Task to complete – Which lines below hold the word "автомобильного"? Copy all of them.

Records provided –

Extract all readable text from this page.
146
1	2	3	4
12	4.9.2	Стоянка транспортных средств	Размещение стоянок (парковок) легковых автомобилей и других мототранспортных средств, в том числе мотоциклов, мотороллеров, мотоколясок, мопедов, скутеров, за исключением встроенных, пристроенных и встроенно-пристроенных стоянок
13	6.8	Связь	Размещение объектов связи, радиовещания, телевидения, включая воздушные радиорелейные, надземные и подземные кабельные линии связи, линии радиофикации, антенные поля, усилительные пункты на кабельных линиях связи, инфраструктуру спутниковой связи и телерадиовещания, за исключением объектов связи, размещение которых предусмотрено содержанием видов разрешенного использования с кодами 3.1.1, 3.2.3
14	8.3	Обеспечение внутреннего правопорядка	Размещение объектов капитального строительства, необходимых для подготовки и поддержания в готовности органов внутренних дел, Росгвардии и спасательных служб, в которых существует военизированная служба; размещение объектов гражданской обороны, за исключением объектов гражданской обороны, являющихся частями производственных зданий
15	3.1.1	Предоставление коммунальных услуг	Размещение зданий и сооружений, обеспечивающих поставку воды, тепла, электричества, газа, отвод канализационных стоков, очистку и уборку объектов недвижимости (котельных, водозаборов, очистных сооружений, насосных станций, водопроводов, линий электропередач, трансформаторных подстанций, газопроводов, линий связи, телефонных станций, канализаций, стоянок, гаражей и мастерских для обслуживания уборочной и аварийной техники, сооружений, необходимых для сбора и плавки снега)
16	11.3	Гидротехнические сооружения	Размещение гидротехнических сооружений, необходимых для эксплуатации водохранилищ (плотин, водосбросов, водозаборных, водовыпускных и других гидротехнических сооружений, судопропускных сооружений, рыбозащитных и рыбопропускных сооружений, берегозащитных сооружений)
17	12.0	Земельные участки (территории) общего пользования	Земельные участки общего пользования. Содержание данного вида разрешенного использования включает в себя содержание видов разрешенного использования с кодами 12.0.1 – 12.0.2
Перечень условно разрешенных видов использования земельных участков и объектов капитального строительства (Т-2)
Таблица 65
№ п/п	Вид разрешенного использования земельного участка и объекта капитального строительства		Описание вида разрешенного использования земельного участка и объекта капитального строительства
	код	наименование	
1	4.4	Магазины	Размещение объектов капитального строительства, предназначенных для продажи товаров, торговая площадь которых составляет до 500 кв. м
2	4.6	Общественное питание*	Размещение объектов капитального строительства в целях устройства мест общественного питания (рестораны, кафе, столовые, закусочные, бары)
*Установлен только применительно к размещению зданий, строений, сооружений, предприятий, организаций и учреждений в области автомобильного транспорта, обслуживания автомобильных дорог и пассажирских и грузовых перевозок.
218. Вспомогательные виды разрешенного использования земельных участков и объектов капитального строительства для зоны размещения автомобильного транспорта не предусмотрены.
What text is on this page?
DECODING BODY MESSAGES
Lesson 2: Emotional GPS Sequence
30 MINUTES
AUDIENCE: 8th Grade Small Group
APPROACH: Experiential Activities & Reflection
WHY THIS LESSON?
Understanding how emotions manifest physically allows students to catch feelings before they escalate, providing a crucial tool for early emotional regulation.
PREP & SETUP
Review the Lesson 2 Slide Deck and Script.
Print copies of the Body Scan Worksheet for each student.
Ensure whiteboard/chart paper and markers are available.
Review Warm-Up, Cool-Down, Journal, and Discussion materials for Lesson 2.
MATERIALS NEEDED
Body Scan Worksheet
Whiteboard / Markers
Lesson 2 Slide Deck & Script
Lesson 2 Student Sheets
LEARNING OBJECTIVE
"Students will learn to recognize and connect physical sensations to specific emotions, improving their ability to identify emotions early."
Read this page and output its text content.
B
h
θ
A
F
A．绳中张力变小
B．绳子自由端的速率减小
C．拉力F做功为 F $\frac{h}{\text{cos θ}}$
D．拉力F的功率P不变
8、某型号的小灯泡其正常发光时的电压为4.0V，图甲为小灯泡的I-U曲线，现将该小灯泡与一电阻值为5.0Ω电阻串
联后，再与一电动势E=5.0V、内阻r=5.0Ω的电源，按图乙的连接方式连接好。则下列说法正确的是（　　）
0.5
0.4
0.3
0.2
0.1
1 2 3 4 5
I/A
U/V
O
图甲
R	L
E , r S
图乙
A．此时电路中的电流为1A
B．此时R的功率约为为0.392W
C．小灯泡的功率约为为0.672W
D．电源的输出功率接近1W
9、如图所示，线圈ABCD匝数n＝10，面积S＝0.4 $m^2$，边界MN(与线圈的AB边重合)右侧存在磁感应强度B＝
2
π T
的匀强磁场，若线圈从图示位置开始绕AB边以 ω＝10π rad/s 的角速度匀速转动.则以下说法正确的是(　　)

Written answer –
*Установлен только применительно к размещению зданий, строений, сооружений, предприятий, организаций и учреждений в области автомобильного транспорта, обслуживания автомобильных дорог и пассажирских и грузовых перевозок.
218. Вспомогательные виды разрешенного использования земельных участков и объектов капитального строительства для зоны размещения автомобильного транспорта не предусмотрены.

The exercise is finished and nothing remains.